### Aim of the exercise
Go through the entries below and collect each line with the string "Preferred" in it.
* Start Given entries *
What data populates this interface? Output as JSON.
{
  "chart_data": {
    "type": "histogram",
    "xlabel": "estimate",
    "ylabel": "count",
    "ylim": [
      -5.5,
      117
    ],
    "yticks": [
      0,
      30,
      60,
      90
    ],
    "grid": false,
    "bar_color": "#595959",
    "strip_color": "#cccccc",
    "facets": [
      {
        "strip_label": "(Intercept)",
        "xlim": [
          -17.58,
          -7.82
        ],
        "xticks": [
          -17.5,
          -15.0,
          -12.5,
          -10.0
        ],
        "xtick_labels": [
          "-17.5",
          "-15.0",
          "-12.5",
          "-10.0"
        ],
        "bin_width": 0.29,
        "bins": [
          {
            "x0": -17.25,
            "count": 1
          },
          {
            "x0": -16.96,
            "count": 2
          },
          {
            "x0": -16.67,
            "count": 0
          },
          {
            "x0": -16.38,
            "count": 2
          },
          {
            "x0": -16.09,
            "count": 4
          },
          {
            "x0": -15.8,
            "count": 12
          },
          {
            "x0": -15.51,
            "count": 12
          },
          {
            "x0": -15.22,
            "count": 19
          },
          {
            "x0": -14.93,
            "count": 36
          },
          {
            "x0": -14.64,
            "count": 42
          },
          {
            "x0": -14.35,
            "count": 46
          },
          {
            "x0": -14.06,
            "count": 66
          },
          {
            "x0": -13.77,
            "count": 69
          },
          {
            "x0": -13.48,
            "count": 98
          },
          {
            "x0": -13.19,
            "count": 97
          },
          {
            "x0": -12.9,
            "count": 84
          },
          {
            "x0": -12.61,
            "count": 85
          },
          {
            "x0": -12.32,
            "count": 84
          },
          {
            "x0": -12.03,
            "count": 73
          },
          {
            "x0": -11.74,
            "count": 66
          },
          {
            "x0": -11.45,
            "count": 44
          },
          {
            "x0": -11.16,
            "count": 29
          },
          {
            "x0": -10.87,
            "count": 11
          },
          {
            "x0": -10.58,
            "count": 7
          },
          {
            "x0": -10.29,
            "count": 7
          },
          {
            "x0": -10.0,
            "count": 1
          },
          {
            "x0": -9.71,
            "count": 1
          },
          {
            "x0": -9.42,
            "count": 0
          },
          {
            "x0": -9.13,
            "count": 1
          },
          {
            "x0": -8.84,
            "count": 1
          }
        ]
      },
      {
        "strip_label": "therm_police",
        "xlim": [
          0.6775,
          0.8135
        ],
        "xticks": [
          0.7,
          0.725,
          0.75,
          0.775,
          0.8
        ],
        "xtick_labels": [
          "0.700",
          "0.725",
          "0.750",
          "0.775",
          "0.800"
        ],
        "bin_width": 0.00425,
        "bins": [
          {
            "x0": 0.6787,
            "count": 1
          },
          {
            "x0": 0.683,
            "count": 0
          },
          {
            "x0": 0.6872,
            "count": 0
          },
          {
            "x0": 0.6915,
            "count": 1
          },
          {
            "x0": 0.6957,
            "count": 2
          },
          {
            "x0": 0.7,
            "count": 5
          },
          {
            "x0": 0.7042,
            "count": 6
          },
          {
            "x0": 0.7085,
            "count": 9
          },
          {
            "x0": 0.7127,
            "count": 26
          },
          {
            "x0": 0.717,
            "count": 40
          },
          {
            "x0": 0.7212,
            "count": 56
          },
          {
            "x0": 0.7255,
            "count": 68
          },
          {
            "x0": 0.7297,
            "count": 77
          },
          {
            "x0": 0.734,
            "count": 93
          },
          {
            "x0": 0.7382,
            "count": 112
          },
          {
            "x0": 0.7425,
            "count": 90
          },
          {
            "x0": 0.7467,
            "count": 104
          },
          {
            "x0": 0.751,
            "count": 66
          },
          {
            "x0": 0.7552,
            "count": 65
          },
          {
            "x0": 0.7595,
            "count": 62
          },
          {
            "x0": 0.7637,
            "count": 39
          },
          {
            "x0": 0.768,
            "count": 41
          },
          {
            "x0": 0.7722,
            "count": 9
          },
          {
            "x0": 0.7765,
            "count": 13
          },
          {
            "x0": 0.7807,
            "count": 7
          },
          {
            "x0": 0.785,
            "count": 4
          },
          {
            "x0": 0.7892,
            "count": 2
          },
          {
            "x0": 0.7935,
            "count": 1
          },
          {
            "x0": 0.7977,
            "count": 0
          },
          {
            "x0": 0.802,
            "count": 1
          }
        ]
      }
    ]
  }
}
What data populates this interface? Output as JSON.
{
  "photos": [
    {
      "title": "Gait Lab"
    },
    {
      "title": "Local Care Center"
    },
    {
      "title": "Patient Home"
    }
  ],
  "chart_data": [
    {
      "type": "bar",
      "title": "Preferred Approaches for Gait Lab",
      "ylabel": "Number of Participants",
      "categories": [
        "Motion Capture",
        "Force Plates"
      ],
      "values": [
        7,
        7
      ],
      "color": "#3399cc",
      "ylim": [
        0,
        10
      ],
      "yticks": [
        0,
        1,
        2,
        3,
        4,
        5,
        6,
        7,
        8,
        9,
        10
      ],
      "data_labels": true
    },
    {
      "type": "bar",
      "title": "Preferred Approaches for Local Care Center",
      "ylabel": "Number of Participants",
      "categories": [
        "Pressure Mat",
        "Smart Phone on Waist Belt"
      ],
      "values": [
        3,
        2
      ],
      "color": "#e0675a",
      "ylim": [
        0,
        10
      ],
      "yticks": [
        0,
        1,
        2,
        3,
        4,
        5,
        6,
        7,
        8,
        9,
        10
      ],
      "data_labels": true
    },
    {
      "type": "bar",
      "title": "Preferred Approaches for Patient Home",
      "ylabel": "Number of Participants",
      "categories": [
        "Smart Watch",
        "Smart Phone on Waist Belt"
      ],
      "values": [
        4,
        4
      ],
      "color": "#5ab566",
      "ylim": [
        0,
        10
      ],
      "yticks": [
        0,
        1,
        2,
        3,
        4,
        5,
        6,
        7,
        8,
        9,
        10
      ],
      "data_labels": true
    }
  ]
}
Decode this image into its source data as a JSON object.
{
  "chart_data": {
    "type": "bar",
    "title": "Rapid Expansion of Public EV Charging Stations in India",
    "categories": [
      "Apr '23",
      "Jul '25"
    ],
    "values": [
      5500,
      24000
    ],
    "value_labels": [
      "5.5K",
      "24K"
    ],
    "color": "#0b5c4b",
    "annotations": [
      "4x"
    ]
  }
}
* End Given entries *
### Response to this task
      "title": "Preferred Approaches for Gait Lab",
      "title": "Preferred Approaches for Local Care Center",
      "title": "Preferred Approaches for Patient Home",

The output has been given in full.